**Problem statement**
Where a line contains the word "this", copy that line in full.

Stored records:
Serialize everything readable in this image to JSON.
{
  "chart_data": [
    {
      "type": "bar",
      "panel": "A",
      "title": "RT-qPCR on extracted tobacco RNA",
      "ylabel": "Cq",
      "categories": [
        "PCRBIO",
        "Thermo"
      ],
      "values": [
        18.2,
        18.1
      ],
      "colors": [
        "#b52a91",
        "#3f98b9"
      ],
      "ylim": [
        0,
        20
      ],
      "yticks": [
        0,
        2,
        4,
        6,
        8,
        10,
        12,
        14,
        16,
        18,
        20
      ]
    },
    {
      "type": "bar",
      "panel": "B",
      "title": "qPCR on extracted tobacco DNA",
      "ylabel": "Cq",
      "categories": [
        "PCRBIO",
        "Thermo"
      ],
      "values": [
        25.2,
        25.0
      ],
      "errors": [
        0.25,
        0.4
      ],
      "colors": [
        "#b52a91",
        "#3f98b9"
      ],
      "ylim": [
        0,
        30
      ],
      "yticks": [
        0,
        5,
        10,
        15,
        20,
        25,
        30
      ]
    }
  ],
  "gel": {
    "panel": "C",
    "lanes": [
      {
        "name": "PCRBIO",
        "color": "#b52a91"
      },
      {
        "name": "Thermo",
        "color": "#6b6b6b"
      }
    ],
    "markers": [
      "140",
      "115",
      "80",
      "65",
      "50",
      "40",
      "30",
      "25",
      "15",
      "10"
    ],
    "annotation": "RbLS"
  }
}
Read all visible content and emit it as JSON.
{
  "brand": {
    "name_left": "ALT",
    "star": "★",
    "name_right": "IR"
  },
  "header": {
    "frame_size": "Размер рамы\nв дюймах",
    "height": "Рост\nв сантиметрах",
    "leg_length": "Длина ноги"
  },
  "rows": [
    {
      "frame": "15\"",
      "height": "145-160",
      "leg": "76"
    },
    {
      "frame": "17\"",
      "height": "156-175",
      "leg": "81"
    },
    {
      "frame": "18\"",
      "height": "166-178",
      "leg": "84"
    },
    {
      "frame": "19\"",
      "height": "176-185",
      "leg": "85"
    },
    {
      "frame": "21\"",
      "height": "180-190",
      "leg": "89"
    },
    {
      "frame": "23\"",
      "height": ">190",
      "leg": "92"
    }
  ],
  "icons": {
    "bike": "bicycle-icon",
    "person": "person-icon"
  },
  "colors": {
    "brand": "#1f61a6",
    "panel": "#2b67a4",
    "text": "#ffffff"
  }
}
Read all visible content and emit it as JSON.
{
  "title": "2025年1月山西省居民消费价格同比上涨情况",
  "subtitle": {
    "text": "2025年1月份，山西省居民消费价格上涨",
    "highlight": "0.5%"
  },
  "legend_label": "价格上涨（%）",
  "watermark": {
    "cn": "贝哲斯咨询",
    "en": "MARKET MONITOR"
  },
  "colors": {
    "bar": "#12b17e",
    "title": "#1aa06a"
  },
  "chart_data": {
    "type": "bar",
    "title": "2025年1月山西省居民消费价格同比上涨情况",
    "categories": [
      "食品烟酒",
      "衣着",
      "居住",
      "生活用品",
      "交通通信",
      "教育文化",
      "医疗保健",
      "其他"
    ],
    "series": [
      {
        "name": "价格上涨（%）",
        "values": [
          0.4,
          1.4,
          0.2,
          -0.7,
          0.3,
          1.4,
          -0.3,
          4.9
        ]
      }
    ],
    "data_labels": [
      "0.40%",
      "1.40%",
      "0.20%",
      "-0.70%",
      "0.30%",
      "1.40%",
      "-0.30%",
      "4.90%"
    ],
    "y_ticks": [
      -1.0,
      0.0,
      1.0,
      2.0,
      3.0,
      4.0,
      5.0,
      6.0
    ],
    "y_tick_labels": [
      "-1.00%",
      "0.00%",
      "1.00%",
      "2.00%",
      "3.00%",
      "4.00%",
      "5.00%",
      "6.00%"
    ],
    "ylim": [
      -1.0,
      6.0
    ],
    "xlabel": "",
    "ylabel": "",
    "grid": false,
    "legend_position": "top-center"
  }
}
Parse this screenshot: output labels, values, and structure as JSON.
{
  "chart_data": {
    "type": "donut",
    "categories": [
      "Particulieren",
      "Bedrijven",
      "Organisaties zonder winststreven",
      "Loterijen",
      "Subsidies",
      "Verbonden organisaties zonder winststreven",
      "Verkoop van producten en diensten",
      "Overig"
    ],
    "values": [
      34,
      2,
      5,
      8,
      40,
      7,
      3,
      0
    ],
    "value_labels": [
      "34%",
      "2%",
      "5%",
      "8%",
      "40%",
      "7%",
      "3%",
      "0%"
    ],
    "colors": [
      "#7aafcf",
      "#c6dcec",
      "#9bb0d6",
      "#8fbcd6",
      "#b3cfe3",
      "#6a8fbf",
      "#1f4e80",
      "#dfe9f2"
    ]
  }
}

**Right answer**
Serialize everything readable in this image to JSON.
Parse this screenshot: output labels, values, and structure as JSON.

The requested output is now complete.